**TASKS TO COMPLETE**
[a] Please answer these questions from the comic summary, giving each answer on its own line marked the same way:
(i) How did Bruce get onto the jury?
(ii) What does page 22 show?
(iii) Which Bible passage is quoted at the end?
[b] In the comic summary, list every action the quoted verse says Job performed.

**EXTRACT PROVIDED**
Page 21, the jury gets up and leaves the room. The text is a conversation between Bruce and Alfred afterwards. We discover that Bruce bribed his way unto the jury. Alfred remarks that it was "not exactly the purest way to achieve a [Not Guilty] verdict." Bruce tells him to get the original suit ready, he doesn't want to wear the most recent one when he was happy with Catwoman. "Alfred. I was... I'm lost."
Page 22 -- full-page splash of Batman in his first costume. "I need to remember who I am." And finally, a quote from Job 1: 20-21:
"Then Job arose, and rent his mantle, and shaved his head. He fell down upon the ground, and worshiped. He said, "Naked came I out of my mother's womb, and naked shall I return. Blessed be the name of the Lord."

**RECORDED INFORMATION**
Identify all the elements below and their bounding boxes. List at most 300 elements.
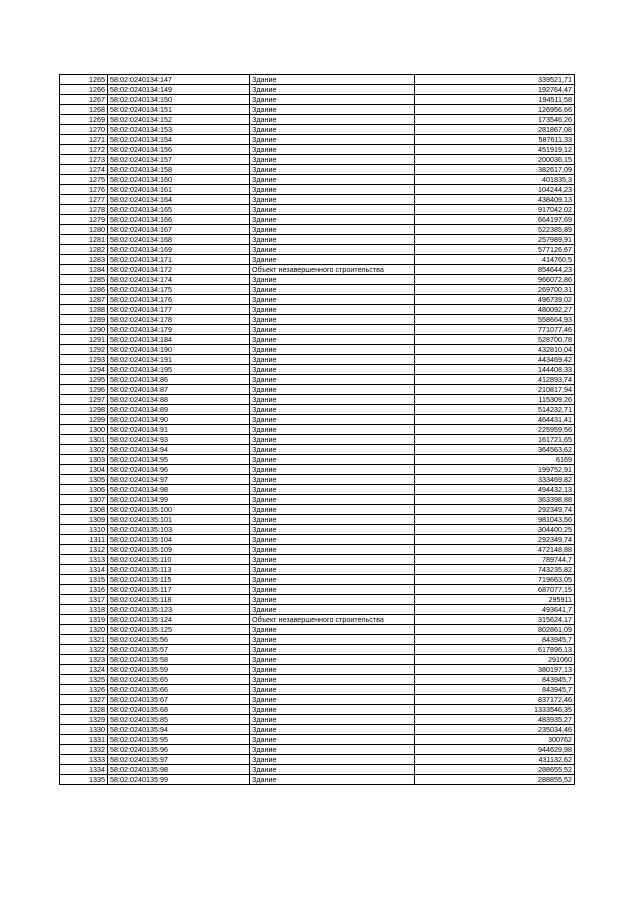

**ANSWERS TO THE EXERCISE**
[a]
(i) He bribed his way onto it.
(ii) A full-page splash of Batman in his first costume.
(iii) Job 1:20-21.

[b]
- arose
- rent his mantle
- shaved his head
- fell down upon the ground
- worshiped
- said